• **ESERCIZIO ASSEGNATO 1**:
Rispondi a queste domande sull'articolo relativo al test di ingresso per le professioni sanitarie.
(a) Quanti studenti si sono iscritti al test?
(b) Quanti posti erano disponibili per il corso di fisioterapia?
(c) Quante domande ha ricevuto il corso di infermieristica?
--
Sanità
sabato 7 Settembre, 2024
di Ottilia Morandelli
Quello che restituisce il test di ingresso per accedere ai corsi triennali delle professioni sanitarie, che si è svolto giovedì, in sintesi è abbastanza rassicurante. Su 360 posti totali su otto corsi di laurea, si sono iscritti 433 studenti e se ne sono presentati 385. Per alcuni corsi, come fisioterapia oppure igiene dentale, erano presenti molti studenti, per il primo erano disponibili 25 posti per il secondo 20. La nota che stride? Il corso di infermieristica, che offriva 200 posti, ma ci sono state solo 140 domande.
--
• **ESERCIZIO ASSEGNATO 2**:
Restituisci identiche le righe dei record partendo dall'inizio dei record e terminando con la riga che contiene "paragraph-text: tome III, p.", inclusa.
--
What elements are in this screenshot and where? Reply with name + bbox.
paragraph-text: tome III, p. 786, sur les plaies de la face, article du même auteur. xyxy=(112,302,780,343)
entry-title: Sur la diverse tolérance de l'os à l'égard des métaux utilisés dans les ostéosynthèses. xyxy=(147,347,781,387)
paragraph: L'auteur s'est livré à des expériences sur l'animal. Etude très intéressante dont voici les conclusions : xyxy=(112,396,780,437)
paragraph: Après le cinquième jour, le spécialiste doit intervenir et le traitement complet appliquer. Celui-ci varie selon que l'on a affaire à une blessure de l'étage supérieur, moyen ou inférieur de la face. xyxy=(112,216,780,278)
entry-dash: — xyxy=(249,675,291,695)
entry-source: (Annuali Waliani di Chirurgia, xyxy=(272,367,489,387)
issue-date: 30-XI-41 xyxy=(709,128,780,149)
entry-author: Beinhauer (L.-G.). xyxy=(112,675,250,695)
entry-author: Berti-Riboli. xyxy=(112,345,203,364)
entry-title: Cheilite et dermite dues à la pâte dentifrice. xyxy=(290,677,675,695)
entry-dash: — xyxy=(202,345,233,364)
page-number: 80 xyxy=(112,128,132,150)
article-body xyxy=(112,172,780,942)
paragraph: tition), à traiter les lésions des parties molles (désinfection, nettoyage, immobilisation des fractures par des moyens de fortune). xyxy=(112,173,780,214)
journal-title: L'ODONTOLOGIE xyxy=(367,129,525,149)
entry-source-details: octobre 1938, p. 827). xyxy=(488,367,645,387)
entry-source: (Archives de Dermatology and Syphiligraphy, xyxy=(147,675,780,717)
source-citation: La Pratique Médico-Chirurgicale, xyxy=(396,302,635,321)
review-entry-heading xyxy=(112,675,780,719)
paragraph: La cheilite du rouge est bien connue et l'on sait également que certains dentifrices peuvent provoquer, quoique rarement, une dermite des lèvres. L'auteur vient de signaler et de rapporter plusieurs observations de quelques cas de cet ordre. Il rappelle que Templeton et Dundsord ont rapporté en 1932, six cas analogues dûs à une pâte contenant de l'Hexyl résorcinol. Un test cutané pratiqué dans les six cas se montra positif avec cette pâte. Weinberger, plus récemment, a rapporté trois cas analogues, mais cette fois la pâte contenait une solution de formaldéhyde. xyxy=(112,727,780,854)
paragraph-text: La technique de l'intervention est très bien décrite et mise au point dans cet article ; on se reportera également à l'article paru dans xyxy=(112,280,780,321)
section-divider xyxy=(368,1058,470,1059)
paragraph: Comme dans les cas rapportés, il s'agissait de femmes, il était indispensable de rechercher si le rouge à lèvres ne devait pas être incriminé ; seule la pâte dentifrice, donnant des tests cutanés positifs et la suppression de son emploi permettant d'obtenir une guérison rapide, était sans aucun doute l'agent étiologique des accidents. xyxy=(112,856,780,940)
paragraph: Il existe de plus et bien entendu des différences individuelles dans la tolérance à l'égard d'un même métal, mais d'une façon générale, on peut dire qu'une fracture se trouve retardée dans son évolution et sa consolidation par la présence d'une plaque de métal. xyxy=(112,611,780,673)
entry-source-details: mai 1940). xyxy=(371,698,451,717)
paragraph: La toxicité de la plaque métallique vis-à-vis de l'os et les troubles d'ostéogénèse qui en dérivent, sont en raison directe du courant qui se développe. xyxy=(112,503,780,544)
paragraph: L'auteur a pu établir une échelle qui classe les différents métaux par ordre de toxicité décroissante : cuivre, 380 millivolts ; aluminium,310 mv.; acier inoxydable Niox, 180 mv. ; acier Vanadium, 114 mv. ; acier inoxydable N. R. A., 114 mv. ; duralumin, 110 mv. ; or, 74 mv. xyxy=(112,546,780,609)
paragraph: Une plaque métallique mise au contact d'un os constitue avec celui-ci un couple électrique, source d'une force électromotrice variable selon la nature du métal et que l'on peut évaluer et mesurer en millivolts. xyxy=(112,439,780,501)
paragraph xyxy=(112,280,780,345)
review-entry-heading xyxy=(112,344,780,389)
--
• **RISPOSTA CORRETTA 1**:
(a) Si sono iscritti 433 studenti.
(b) Per fisioterapia erano disponibili 25 posti.
(c) Il corso di infermieristica ha ricevuto solo 140 domande.

• **RISPOSTA CORRETTA 2**:
What elements are in this screenshot and where? Reply with name + bbox.
paragraph-text: tome III, p. 786, sur les plaies de la face, article du même auteur. xyxy=(112,302,780,343)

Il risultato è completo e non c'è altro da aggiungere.